What this task involves - Search the data for the word "中国汽车动力电池产业创新联盟". Reproduce every line where it is found.

Supplied material -
==========
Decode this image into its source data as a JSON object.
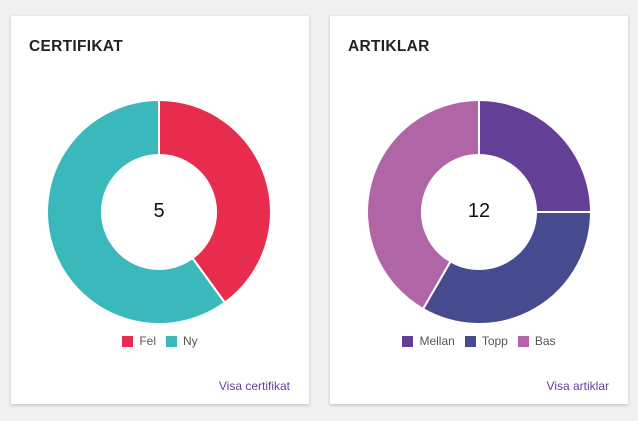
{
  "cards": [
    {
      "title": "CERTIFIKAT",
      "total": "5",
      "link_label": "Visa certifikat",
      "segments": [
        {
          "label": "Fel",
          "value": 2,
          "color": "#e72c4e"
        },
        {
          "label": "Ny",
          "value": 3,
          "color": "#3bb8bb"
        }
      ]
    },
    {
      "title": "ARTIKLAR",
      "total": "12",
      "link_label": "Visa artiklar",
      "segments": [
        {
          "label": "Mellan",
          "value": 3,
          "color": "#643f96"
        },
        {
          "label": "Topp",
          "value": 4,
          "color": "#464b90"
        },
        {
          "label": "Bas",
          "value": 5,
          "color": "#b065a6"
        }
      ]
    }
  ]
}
==========
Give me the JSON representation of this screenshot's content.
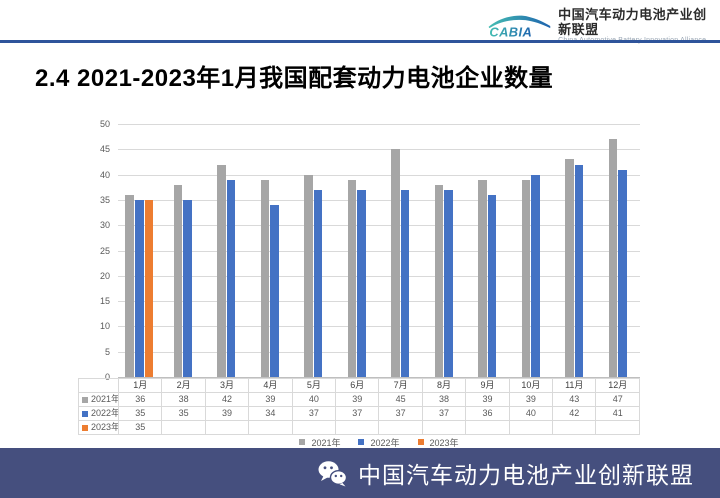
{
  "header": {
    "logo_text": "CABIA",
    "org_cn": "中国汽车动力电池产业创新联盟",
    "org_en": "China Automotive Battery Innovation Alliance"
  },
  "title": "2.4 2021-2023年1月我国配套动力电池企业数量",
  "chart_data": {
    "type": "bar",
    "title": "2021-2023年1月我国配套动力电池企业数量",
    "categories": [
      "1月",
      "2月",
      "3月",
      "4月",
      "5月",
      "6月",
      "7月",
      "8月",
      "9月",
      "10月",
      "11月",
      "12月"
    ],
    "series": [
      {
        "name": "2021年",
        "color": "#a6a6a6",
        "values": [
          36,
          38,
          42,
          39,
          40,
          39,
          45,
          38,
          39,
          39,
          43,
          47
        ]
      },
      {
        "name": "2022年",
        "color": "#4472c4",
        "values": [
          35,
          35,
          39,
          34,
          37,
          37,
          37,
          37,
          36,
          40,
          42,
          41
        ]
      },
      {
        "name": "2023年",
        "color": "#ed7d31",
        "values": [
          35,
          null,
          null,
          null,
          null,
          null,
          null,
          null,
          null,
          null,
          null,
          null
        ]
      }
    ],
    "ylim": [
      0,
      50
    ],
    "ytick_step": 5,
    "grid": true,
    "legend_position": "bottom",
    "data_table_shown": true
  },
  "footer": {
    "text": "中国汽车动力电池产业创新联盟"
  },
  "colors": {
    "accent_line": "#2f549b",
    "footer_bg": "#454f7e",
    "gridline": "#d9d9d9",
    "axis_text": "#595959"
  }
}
==========
The completed task -
    "org_cn": "中国汽车动力电池产业创新联盟",
    "text": "中国汽车动力电池产业创新联盟"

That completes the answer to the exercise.